[begin EXERCISE DATA]

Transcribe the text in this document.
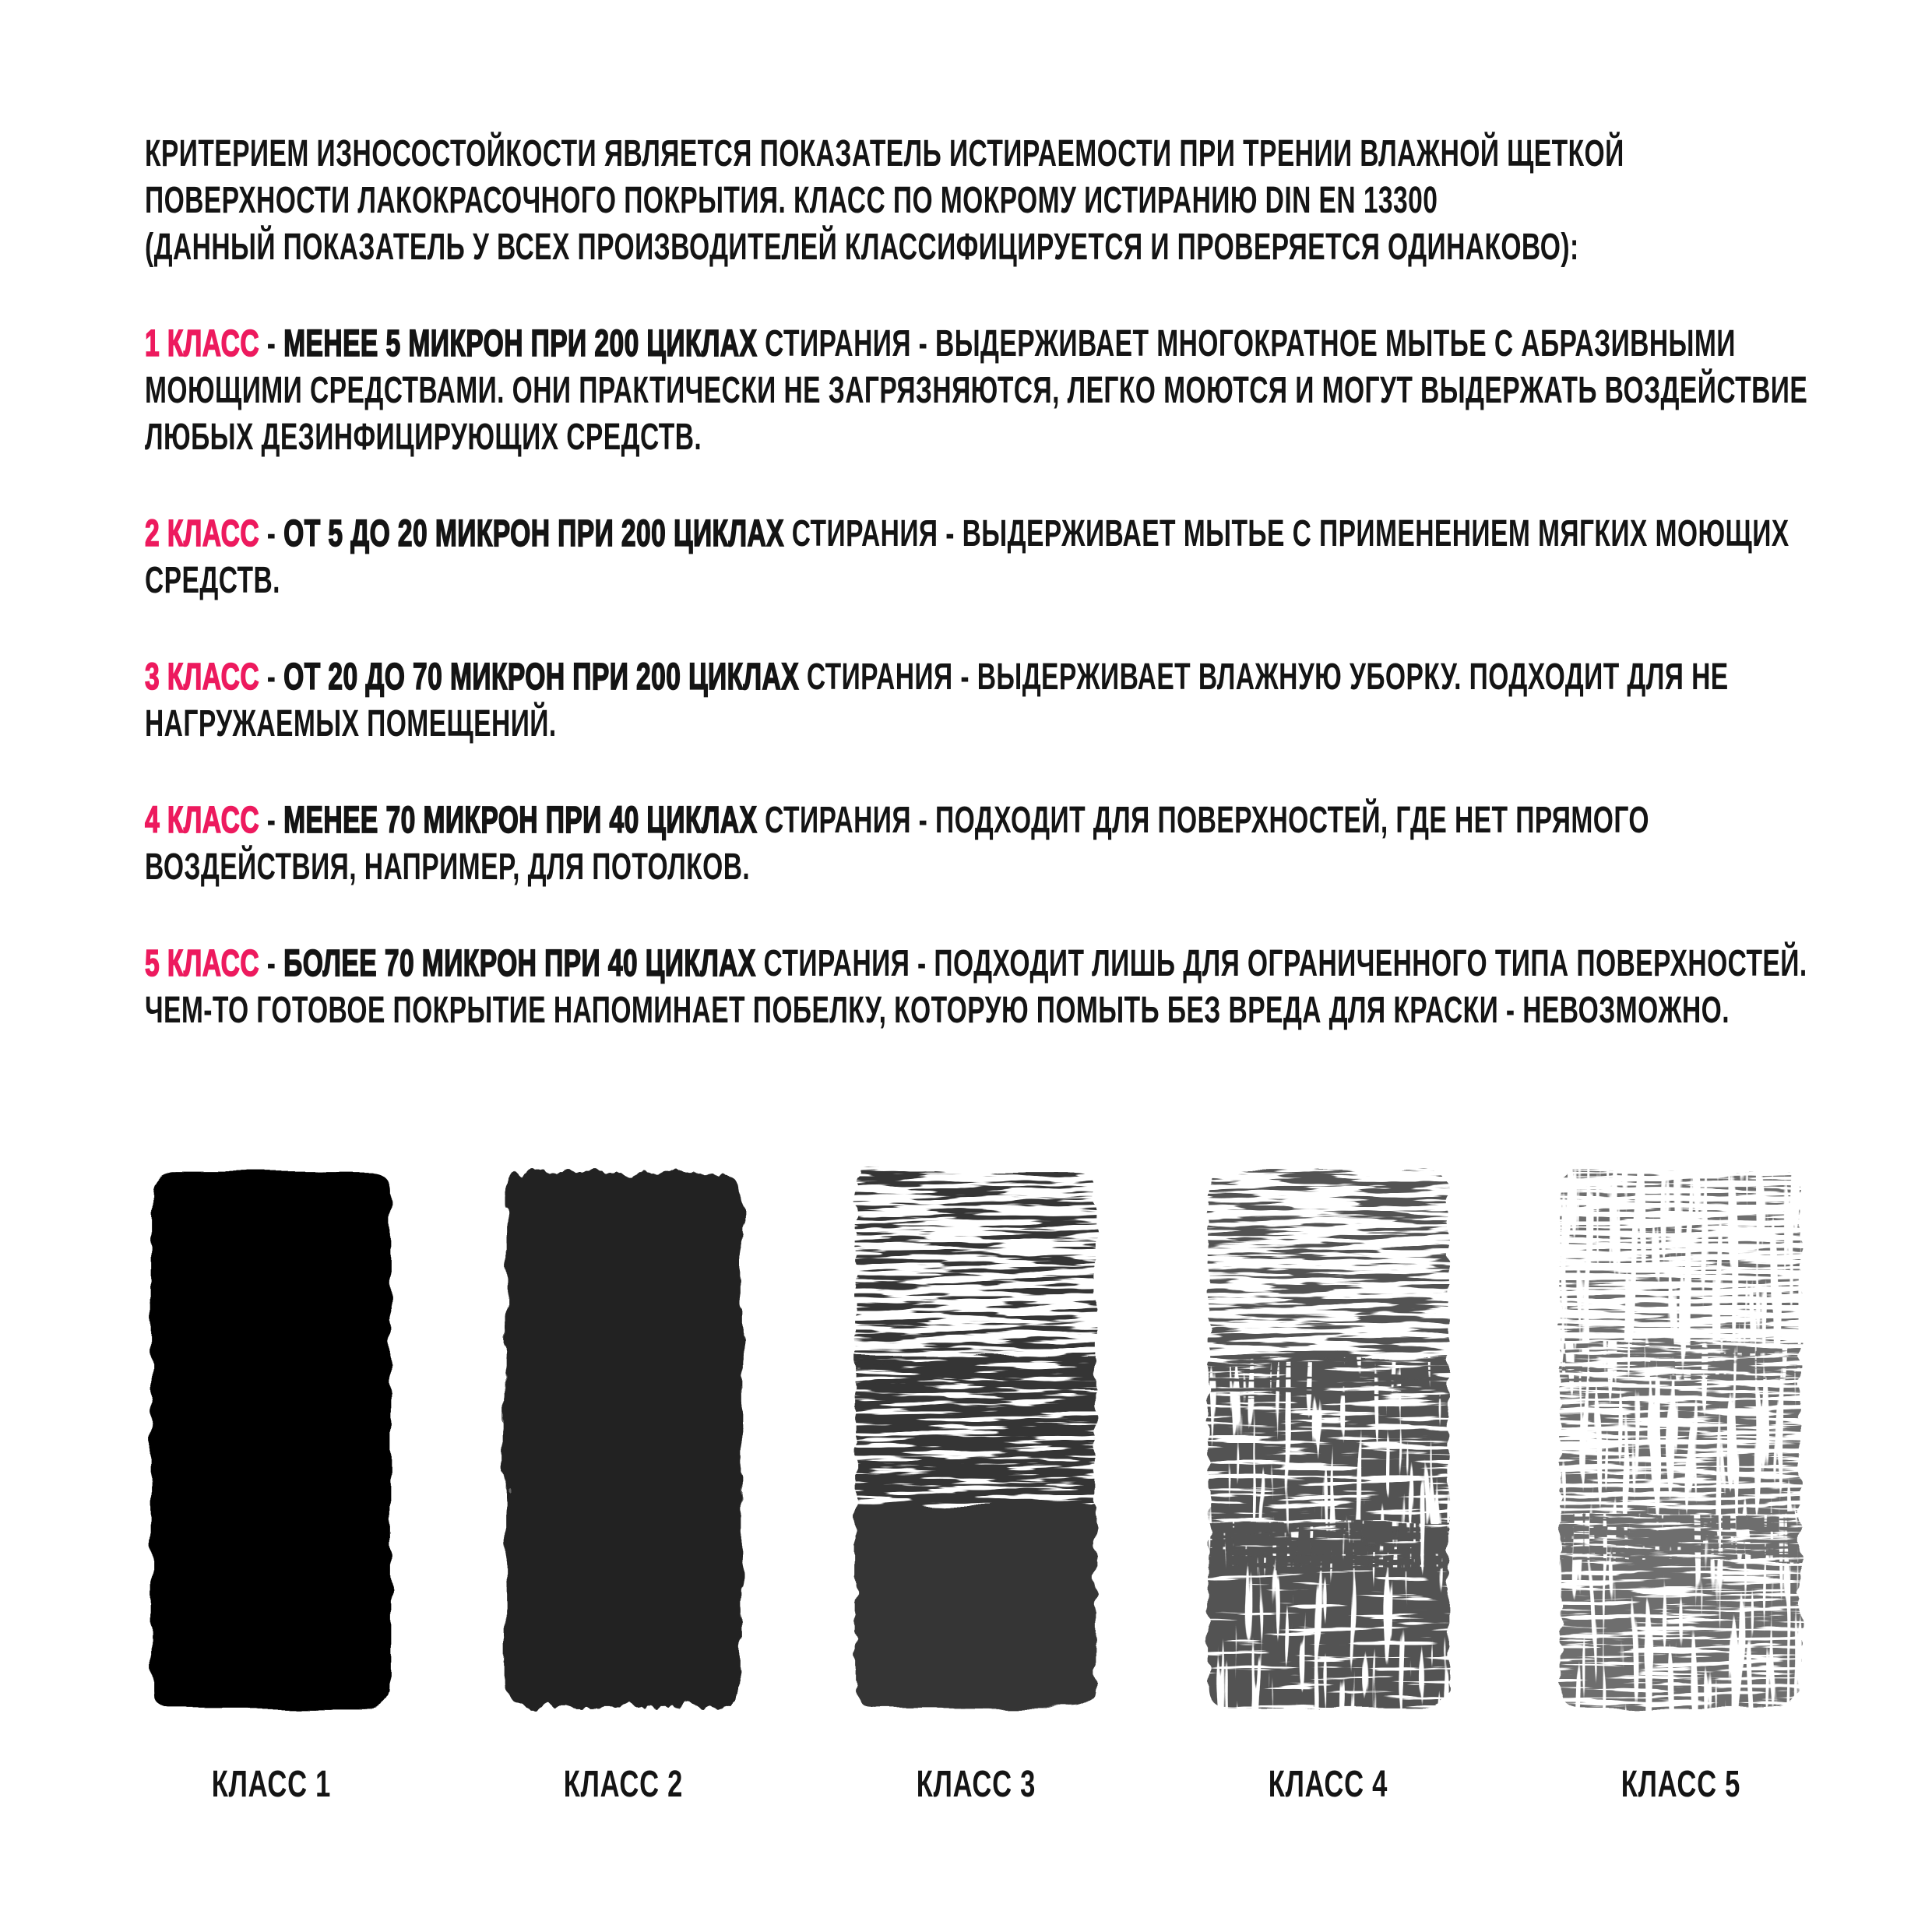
КРИТЕРИЕМ ИЗНОСОСТОЙКОСТИ ЯВЛЯЕТСЯ ПОКАЗАТЕЛЬ ИСТИРАЕМОСТИ ПРИ ТРЕНИИ ВЛАЖНОЙ ЩЕТКОЙ ПОВЕРХНОСТИ ЛАКОКРАСОЧНОГО ПОКРЫТИЯ. КЛАСС ПО МОКРОМУ ИСТИРАНИЮ DIN EN 13300
(ДАННЫЙ ПОКАЗАТЕЛЬ У ВСЕХ ПРОИЗВОДИТЕЛЕЙ КЛАССИФИЦИРУЕТСЯ И ПРОВЕРЯЕТСЯ ОДИНАКОВО):

1 КЛАСС - МЕНЕЕ 5 МИКРОН ПРИ 200 ЦИКЛАХ СТИРАНИЯ - ВЫДЕРЖИВАЕТ МНОГОКРАТНОЕ МЫТЬЕ С АБРАЗИВНЫМИ МОЮЩИМИ СРЕДСТВАМИ. ОНИ ПРАКТИЧЕСКИ НЕ ЗАГРЯЗНЯЮТСЯ, ЛЕГКО МОЮТСЯ И МОГУТ ВЫДЕРЖАТЬ ВОЗДЕЙСТВИЕ ЛЮБЫХ ДЕЗИНФИЦИРУЮЩИХ СРЕДСТВ.

2 КЛАСС - ОТ 5 ДО 20 МИКРОН ПРИ 200 ЦИКЛАХ СТИРАНИЯ - ВЫДЕРЖИВАЕТ МЫТЬЕ С ПРИМЕНЕНИЕМ МЯГКИХ МОЮЩИХ СРЕДСТВ.

3 КЛАСС - ОТ 20 ДО 70 МИКРОН ПРИ 200 ЦИКЛАХ СТИРАНИЯ - ВЫДЕРЖИВАЕТ ВЛАЖНУЮ УБОРКУ. ПОДХОДИТ ДЛЯ НЕ НАГРУЖАЕМЫХ ПОМЕЩЕНИЙ.

4 КЛАСС - МЕНЕЕ 70 МИКРОН ПРИ 40 ЦИКЛАХ СТИРАНИЯ - ПОДХОДИТ ДЛЯ ПОВЕРХНОСТЕЙ, ГДЕ НЕТ ПРЯМОГО ВОЗДЕЙСТВИЯ, НАПРИМЕР, ДЛЯ ПОТОЛКОВ.

5 КЛАСС - БОЛЕЕ 70 МИКРОН ПРИ 40 ЦИКЛАХ СТИРАНИЯ - ПОДХОДИТ ЛИШЬ ДЛЯ ОГРАНИЧЕННОГО ТИПА ПОВЕРХНОСТЕЙ. ЧЕМ-ТО ГОТОВОЕ ПОКРЫТИЕ НАПОМИНАЕТ ПОБЕЛКУ, КОТОРУЮ ПОМЫТЬ БЕЗ ВРЕДА ДЛЯ КРАСКИ - НЕВОЗМОЖНО.

КЛАСС 1	КЛАСС 2	КЛАСС 3	КЛАСС 4	КЛАСС 5
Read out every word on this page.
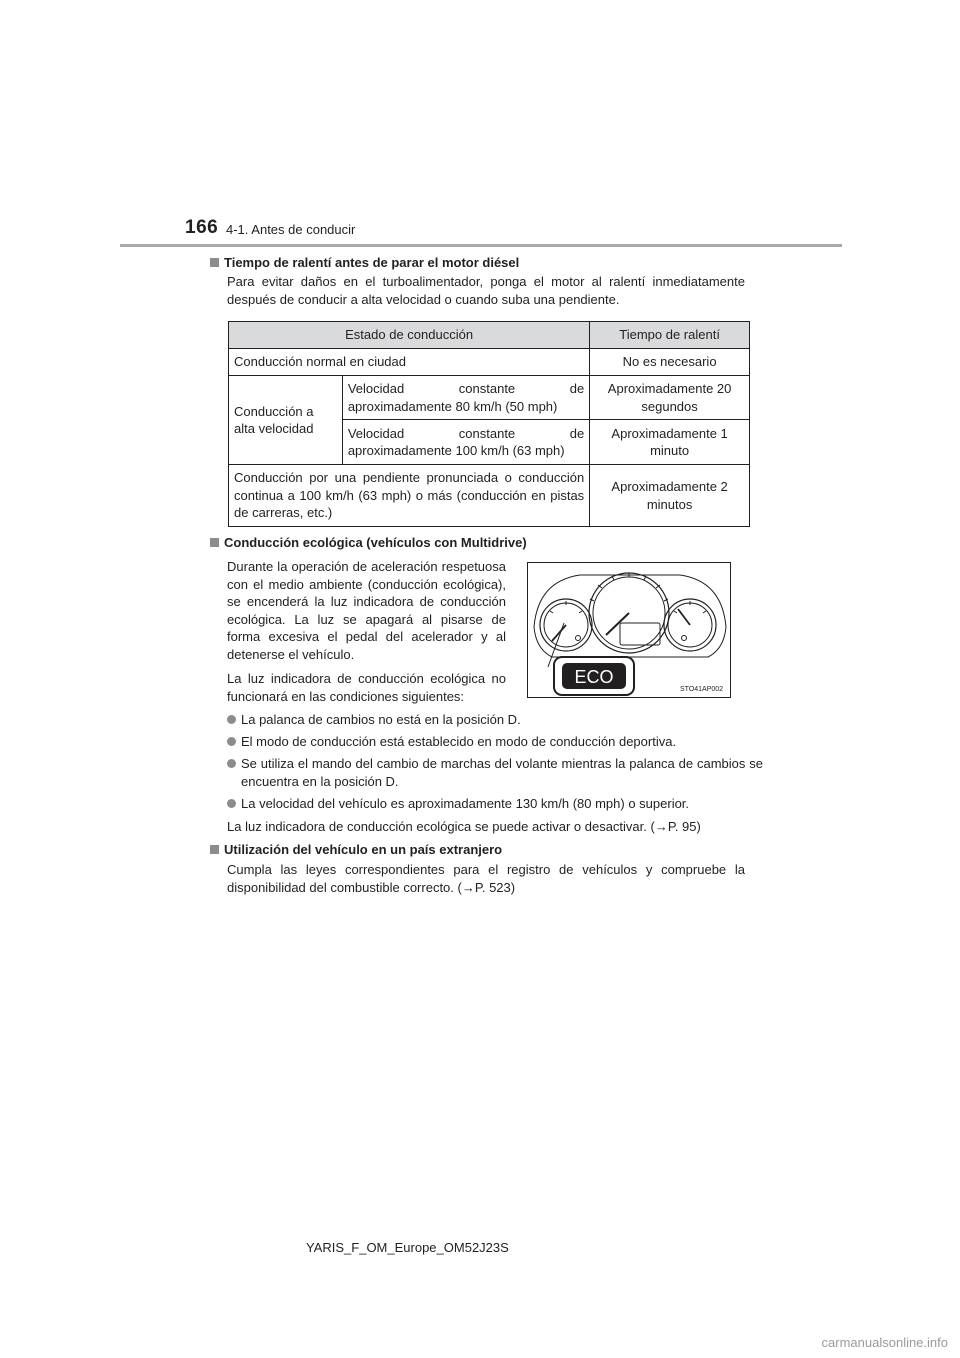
166 4-1. Antes de conducir
Tiempo de ralentí antes de parar el motor diésel
Para evitar daños en el turboalimentador, ponga el motor al ralentí inmediatamente después de conducir a alta velocidad o cuando suba una pendiente.
Estado de conducción		Tiempo de ralentí
Conducción normal en ciudad		No es necesario
Conducción a alta velocidad	Velocidad constante de aproximadamente 80 km/h (50 mph)	Aproximadamente 20 segundos
	Velocidad constante de aproximadamente 100 km/h (63 mph)	Aproximadamente 1 minuto
Conducción por una pendiente pronunciada o conducción continua a 100 km/h (63 mph) o más (conducción en pistas de carreras, etc.)		Aproximadamente 2 minutos
Conducción ecológica (vehículos con Multidrive)
Durante la operación de aceleración respetuosa con el medio ambiente (conducción ecológica), se encenderá la luz indicadora de conducción ecológica. La luz se apagará al pisarse de forma excesiva el pedal del acelerador y al detenerse el vehículo.
La luz indicadora de conducción ecológica no funcionará en las condiciones siguientes:
ECO
STO41AP002
La palanca de cambios no está en la posición D.
El modo de conducción está establecido en modo de conducción deportiva.
Se utiliza el mando del cambio de marchas del volante mientras la palanca de cambios se encuentra en la posición D.
La velocidad del vehículo es aproximadamente 130 km/h (80 mph) o superior.
La luz indicadora de conducción ecológica se puede activar o desactivar. (→P. 95)
Utilización del vehículo en un país extranjero
Cumpla las leyes correspondientes para el registro de vehículos y compruebe la disponibilidad del combustible correcto. (→P. 523)
YARIS_F_OM_Europe_OM52J23S
carmanualsonline.info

[end EXERCISE DATA]

From the listing above, copy every line that holds the string "conducir".

• [ANSWER TO THIS EXERCISE]:
166 4-1. Antes de conducir
Para evitar daños en el turboalimentador, ponga el motor al ralentí inmediatamente después de conducir a alta velocidad o cuando suba una pendiente.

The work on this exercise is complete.